Set down the records once more, please, exactly and with the pictures left out.

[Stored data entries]
----
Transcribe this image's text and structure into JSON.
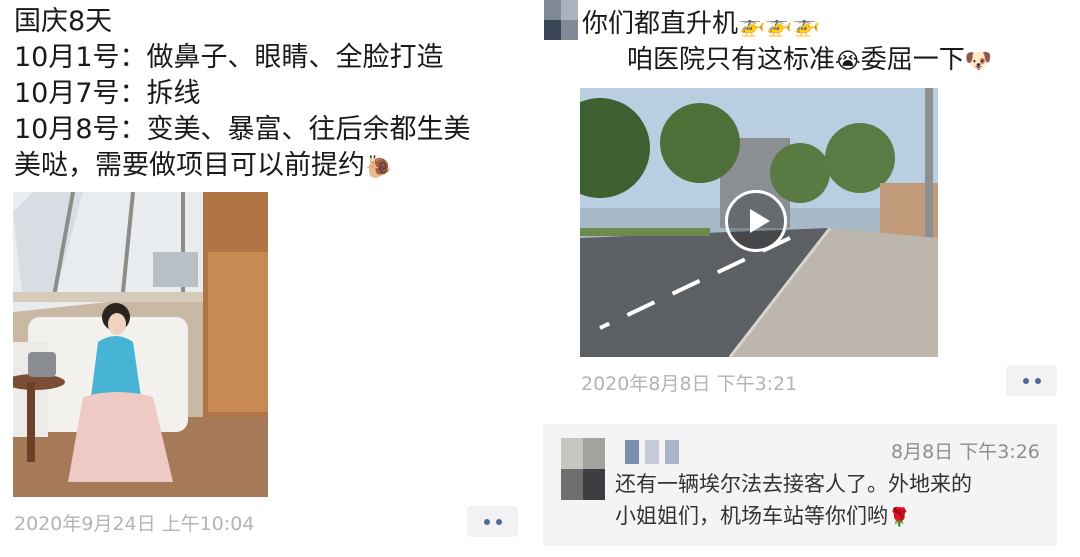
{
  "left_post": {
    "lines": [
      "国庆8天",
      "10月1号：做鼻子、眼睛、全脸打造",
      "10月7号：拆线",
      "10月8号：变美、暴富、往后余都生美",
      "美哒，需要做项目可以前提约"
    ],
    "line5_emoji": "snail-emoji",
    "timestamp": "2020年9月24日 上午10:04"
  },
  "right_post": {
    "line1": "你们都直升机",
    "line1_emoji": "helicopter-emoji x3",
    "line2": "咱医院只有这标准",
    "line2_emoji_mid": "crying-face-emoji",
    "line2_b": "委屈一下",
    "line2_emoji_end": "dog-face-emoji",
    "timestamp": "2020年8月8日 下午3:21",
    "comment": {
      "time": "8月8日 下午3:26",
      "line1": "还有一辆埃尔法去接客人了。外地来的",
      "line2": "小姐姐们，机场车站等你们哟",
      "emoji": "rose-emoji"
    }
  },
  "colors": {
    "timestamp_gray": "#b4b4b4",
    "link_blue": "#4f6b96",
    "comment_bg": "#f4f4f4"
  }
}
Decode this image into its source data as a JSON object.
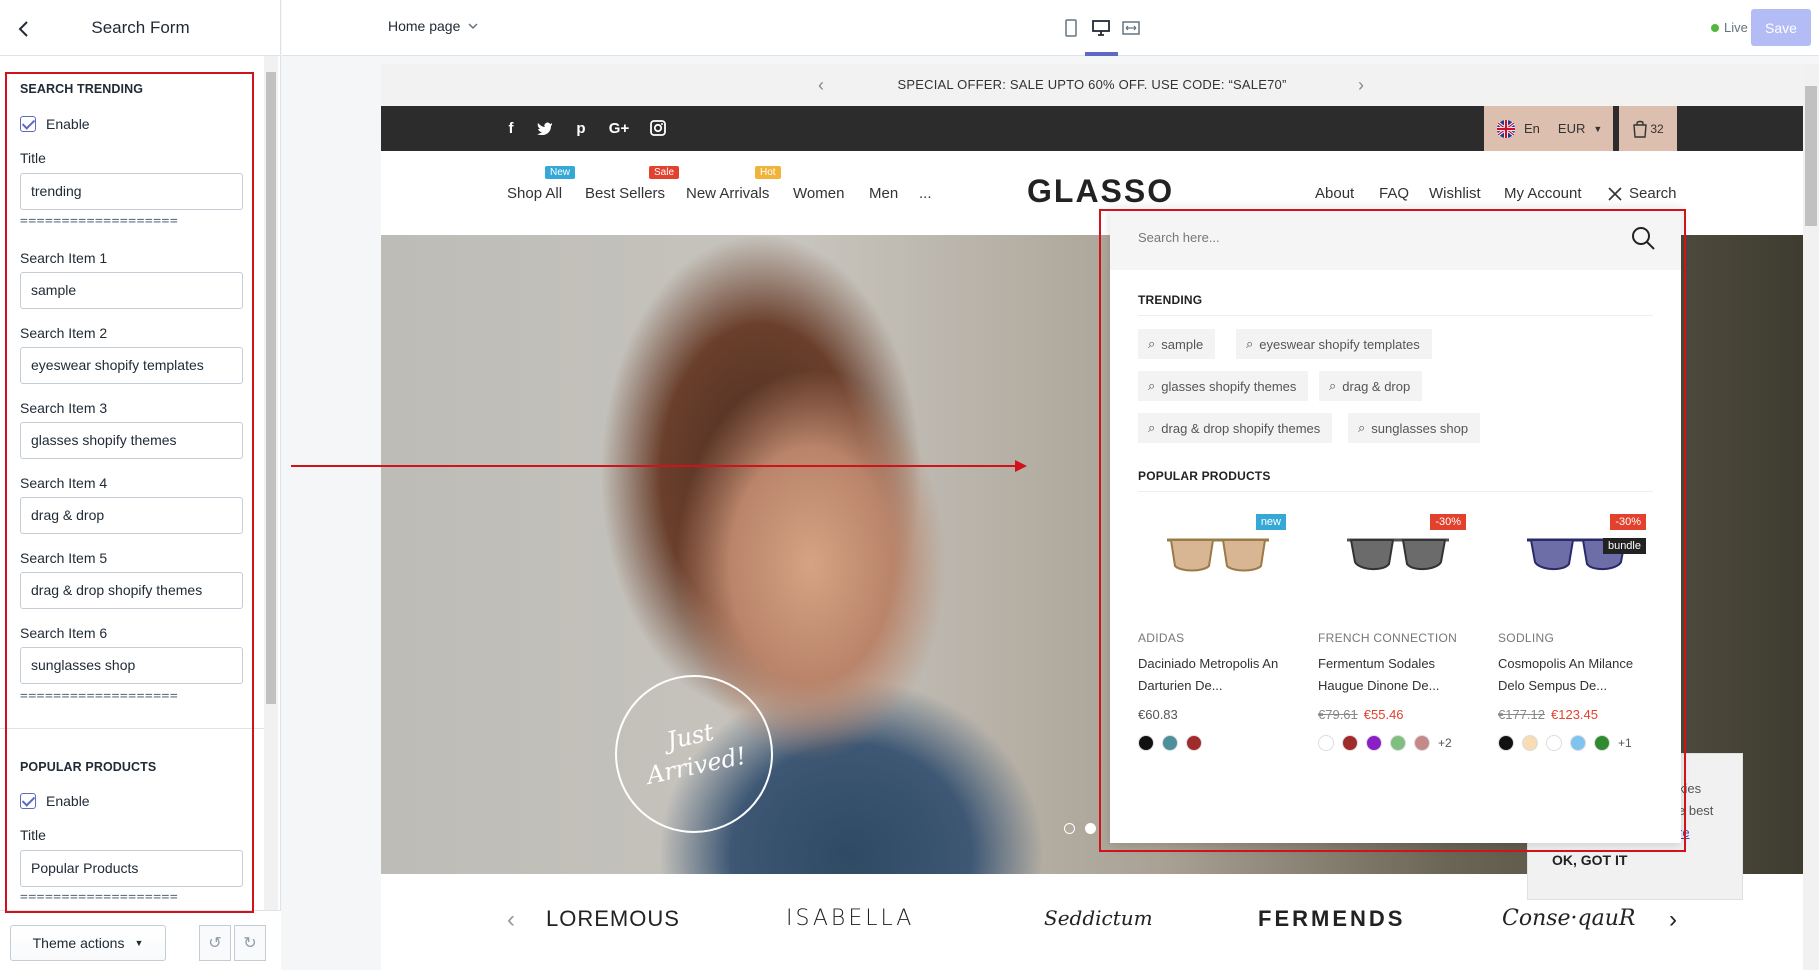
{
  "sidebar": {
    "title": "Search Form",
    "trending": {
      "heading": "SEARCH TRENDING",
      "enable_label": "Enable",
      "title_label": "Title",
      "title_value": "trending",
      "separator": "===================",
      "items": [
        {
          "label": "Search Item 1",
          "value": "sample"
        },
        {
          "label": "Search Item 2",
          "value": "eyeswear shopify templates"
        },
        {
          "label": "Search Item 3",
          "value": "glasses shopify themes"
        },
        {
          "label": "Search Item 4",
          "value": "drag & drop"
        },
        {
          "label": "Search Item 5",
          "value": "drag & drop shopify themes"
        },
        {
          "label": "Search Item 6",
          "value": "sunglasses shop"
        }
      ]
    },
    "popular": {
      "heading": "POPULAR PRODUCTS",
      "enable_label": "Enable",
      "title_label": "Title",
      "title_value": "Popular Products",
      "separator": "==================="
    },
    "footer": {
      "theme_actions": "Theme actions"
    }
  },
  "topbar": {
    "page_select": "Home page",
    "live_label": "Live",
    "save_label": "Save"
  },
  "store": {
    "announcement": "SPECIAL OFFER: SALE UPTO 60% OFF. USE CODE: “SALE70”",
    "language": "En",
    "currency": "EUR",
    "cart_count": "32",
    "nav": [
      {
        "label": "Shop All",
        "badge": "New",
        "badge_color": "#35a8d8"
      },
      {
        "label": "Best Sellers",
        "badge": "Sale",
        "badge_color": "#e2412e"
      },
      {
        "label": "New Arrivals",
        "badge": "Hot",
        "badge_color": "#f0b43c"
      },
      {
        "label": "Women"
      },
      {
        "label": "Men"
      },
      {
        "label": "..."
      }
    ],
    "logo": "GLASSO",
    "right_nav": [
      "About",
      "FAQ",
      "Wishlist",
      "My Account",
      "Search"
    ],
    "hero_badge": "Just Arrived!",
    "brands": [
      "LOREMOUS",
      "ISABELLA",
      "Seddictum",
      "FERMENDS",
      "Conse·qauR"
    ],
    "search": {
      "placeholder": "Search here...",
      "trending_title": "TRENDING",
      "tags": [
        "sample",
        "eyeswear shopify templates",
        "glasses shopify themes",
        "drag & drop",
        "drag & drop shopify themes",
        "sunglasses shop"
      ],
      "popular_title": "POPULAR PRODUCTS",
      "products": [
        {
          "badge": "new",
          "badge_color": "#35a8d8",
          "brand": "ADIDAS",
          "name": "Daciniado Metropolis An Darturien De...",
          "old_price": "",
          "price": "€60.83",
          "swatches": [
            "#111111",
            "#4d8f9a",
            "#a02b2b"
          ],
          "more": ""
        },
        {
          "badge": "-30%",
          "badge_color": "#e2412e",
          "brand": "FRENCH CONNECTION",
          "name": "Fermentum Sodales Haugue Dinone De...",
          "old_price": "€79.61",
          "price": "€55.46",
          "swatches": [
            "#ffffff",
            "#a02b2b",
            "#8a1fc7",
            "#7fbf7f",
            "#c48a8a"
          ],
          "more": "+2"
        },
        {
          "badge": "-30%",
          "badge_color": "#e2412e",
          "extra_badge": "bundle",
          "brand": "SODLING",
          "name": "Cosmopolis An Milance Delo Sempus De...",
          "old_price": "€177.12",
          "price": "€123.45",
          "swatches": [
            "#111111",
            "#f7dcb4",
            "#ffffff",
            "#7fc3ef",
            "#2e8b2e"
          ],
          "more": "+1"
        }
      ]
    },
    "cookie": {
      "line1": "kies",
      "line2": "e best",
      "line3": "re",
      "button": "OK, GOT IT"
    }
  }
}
----
Exercise result
Transcribe this image's text and structure into JSON.
{
  "left_post": {
    "lines": [
      "国庆8天",
      "10月1号：做鼻子、眼睛、全脸打造",
      "10月7号：拆线",
      "10月8号：变美、暴富、往后余都生美",
      "美哒，需要做项目可以前提约"
    ],
    "line5_emoji": "snail-emoji",
    "timestamp": "2020年9月24日 上午10:04"
  },
  "right_post": {
    "line1": "你们都直升机",
    "line1_emoji": "helicopter-emoji x3",
    "line2": "咱医院只有这标准",
    "line2_emoji_mid": "crying-face-emoji",
    "line2_b": "委屈一下",
    "line2_emoji_end": "dog-face-emoji",
    "timestamp": "2020年8月8日 下午3:21",
    "comment": {
      "time": "8月8日 下午3:26",
      "line1": "还有一辆埃尔法去接客人了。外地来的",
      "line2": "小姐姐们，机场车站等你们哟",
      "emoji": "rose-emoji"
    }
  },
  "colors": {
    "timestamp_gray": "#b4b4b4",
    "link_blue": "#4f6b96",
    "comment_bg": "#f4f4f4"
  }
}
Decode this image into its source data as a JSON object.
{
  "sidebar": {
    "title": "Search Form",
    "trending": {
      "heading": "SEARCH TRENDING",
      "enable_label": "Enable",
      "title_label": "Title",
      "title_value": "trending",
      "separator": "===================",
      "items": [
        {
          "label": "Search Item 1",
          "value": "sample"
        },
        {
          "label": "Search Item 2",
          "value": "eyeswear shopify templates"
        },
        {
          "label": "Search Item 3",
          "value": "glasses shopify themes"
        },
        {
          "label": "Search Item 4",
          "value": "drag & drop"
        },
        {
          "label": "Search Item 5",
          "value": "drag & drop shopify themes"
        },
        {
          "label": "Search Item 6",
          "value": "sunglasses shop"
        }
      ]
    },
    "popular": {
      "heading": "POPULAR PRODUCTS",
      "enable_label": "Enable",
      "title_label": "Title",
      "title_value": "Popular Products",
      "separator": "==================="
    },
    "footer": {
      "theme_actions": "Theme actions"
    }
  },
  "topbar": {
    "page_select": "Home page",
    "live_label": "Live",
    "save_label": "Save"
  },
  "store": {
    "announcement": "SPECIAL OFFER: SALE UPTO 60% OFF. USE CODE: “SALE70”",
    "language": "En",
    "currency": "EUR",
    "cart_count": "32",
    "nav": [
      {
        "label": "Shop All",
        "badge": "New",
        "badge_color": "#35a8d8"
      },
      {
        "label": "Best Sellers",
        "badge": "Sale",
        "badge_color": "#e2412e"
      },
      {
        "label": "New Arrivals",
        "badge": "Hot",
        "badge_color": "#f0b43c"
      },
      {
        "label": "Women"
      },
      {
        "label": "Men"
      },
      {
        "label": "..."
      }
    ],
    "logo": "GLASSO",
    "right_nav": [
      "About",
      "FAQ",
      "Wishlist",
      "My Account",
      "Search"
    ],
    "hero_badge": "Just Arrived!",
    "brands": [
      "LOREMOUS",
      "ISABELLA",
      "Seddictum",
      "FERMENDS",
      "Conse·qauR"
    ],
    "search": {
      "placeholder": "Search here...",
      "trending_title": "TRENDING",
      "tags": [
        "sample",
        "eyeswear shopify templates",
        "glasses shopify themes",
        "drag & drop",
        "drag & drop shopify themes",
        "sunglasses shop"
      ],
      "popular_title": "POPULAR PRODUCTS",
      "products": [
        {
          "badge": "new",
          "badge_color": "#35a8d8",
          "brand": "ADIDAS",
          "name": "Daciniado Metropolis An Darturien De...",
          "old_price": "",
          "price": "€60.83",
          "swatches": [
            "#111111",
            "#4d8f9a",
            "#a02b2b"
          ],
          "more": ""
        },
        {
          "badge": "-30%",
          "badge_color": "#e2412e",
          "brand": "FRENCH CONNECTION",
          "name": "Fermentum Sodales Haugue Dinone De...",
          "old_price": "€79.61",
          "price": "€55.46",
          "swatches": [
            "#ffffff",
            "#a02b2b",
            "#8a1fc7",
            "#7fbf7f",
            "#c48a8a"
          ],
          "more": "+2"
        },
        {
          "badge": "-30%",
          "badge_color": "#e2412e",
          "extra_badge": "bundle",
          "brand": "SODLING",
          "name": "Cosmopolis An Milance Delo Sempus De...",
          "old_price": "€177.12",
          "price": "€123.45",
          "swatches": [
            "#111111",
            "#f7dcb4",
            "#ffffff",
            "#7fc3ef",
            "#2e8b2e"
          ],
          "more": "+1"
        }
      ]
    },
    "cookie": {
      "line1": "kies",
      "line2": "e best",
      "line3": "re",
      "button": "OK, GOT IT"
    }
  }
}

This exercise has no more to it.